↓↓↓
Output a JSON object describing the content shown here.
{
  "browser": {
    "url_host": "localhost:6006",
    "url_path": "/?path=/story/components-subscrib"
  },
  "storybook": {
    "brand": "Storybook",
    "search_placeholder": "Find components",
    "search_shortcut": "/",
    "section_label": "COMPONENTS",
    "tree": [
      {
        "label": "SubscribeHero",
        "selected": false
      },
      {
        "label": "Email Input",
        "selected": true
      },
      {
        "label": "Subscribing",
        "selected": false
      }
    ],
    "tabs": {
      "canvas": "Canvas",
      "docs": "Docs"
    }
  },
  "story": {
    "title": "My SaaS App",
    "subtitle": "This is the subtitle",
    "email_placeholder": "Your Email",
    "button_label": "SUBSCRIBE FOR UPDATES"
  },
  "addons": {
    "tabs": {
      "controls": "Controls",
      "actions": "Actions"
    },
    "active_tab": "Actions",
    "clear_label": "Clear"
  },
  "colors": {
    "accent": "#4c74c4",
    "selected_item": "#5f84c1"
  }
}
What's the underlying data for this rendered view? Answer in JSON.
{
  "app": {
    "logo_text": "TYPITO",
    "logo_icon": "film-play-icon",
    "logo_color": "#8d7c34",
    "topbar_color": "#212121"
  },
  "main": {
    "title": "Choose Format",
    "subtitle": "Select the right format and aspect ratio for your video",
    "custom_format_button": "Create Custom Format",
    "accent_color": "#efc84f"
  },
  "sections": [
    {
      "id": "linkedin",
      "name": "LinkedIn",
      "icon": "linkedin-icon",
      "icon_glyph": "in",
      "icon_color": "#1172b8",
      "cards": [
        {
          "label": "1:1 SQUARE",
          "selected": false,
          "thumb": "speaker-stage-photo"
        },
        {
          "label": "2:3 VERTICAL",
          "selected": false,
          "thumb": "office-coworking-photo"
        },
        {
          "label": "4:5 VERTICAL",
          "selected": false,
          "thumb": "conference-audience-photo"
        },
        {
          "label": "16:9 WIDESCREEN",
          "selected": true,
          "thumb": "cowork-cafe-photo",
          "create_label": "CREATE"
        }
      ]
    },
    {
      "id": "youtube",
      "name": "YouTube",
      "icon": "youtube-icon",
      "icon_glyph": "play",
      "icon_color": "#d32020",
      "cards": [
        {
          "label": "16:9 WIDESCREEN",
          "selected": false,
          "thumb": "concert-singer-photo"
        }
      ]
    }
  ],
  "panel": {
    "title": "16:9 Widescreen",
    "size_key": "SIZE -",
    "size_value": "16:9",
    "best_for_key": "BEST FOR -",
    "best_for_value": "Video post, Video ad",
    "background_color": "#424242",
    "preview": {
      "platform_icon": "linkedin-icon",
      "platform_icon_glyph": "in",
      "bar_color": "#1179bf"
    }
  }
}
↑↑↑
WORK INSTRUCTIONS: From the entries above, copy out every line where the string "VERTICAL" appears.

THE ANSWER:
          "label": "2:3 VERTICAL",
          "label": "4:5 VERTICAL",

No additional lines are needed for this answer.